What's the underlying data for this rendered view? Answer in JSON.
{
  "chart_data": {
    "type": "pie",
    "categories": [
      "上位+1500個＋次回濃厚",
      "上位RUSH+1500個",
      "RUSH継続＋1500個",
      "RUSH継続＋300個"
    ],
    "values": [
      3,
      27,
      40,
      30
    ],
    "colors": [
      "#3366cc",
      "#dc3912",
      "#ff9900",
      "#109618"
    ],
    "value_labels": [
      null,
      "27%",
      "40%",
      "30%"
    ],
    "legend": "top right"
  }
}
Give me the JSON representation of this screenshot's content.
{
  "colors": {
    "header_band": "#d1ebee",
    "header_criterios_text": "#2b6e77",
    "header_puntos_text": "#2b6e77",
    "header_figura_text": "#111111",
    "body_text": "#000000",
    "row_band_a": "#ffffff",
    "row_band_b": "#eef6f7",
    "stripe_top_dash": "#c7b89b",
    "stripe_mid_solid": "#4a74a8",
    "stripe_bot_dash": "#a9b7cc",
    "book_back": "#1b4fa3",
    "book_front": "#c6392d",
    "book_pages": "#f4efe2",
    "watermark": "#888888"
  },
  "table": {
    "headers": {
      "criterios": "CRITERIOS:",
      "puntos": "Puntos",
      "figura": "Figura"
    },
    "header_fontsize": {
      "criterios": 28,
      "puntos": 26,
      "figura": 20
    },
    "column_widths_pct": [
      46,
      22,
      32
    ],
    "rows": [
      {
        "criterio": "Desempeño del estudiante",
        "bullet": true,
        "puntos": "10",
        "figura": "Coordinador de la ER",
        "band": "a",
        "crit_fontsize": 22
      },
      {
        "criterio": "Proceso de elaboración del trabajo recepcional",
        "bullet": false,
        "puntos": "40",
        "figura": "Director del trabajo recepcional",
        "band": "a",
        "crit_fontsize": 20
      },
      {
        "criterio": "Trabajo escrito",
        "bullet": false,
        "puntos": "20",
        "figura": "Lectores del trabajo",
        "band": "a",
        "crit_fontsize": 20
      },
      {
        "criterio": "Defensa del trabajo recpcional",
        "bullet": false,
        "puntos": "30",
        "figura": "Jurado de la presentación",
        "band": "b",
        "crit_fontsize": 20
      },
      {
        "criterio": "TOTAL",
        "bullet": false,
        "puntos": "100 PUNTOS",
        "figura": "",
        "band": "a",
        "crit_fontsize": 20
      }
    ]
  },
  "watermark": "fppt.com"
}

____

The exercise —
Retype the whole listing above exactly.

Task response —
What's the underlying data for this rendered view? Answer in JSON.
{
  "chart_data": {
    "type": "pie",
    "categories": [
      "上位+1500個＋次回濃厚",
      "上位RUSH+1500個",
      "RUSH継続＋1500個",
      "RUSH継続＋300個"
    ],
    "values": [
      3,
      27,
      40,
      30
    ],
    "colors": [
      "#3366cc",
      "#dc3912",
      "#ff9900",
      "#109618"
    ],
    "value_labels": [
      null,
      "27%",
      "40%",
      "30%"
    ],
    "legend": "top right"
  }
}
Give me the JSON representation of this screenshot's content.
{
  "colors": {
    "header_band": "#d1ebee",
    "header_criterios_text": "#2b6e77",
    "header_puntos_text": "#2b6e77",
    "header_figura_text": "#111111",
    "body_text": "#000000",
    "row_band_a": "#ffffff",
    "row_band_b": "#eef6f7",
    "stripe_top_dash": "#c7b89b",
    "stripe_mid_solid": "#4a74a8",
    "stripe_bot_dash": "#a9b7cc",
    "book_back": "#1b4fa3",
    "book_front": "#c6392d",
    "book_pages": "#f4efe2",
    "watermark": "#888888"
  },
  "table": {
    "headers": {
      "criterios": "CRITERIOS:",
      "puntos": "Puntos",
      "figura": "Figura"
    },
    "header_fontsize": {
      "criterios": 28,
      "puntos": 26,
      "figura": 20
    },
    "column_widths_pct": [
      46,
      22,
      32
    ],
    "rows": [
      {
        "criterio": "Desempeño del estudiante",
        "bullet": true,
        "puntos": "10",
        "figura": "Coordinador de la ER",
        "band": "a",
        "crit_fontsize": 22
      },
      {
        "criterio": "Proceso de elaboración del trabajo recepcional",
        "bullet": false,
        "puntos": "40",
        "figura": "Director del trabajo recepcional",
        "band": "a",
        "crit_fontsize": 20
      },
      {
        "criterio": "Trabajo escrito",
        "bullet": false,
        "puntos": "20",
        "figura": "Lectores del trabajo",
        "band": "a",
        "crit_fontsize": 20
      },
      {
        "criterio": "Defensa del trabajo recpcional",
        "bullet": false,
        "puntos": "30",
        "figura": "Jurado de la presentación",
        "band": "b",
        "crit_fontsize": 20
      },
      {
        "criterio": "TOTAL",
        "bullet": false,
        "puntos": "100 PUNTOS",
        "figura": "",
        "band": "a",
        "crit_fontsize": 20
      }
    ]
  },
  "watermark": "fppt.com"
}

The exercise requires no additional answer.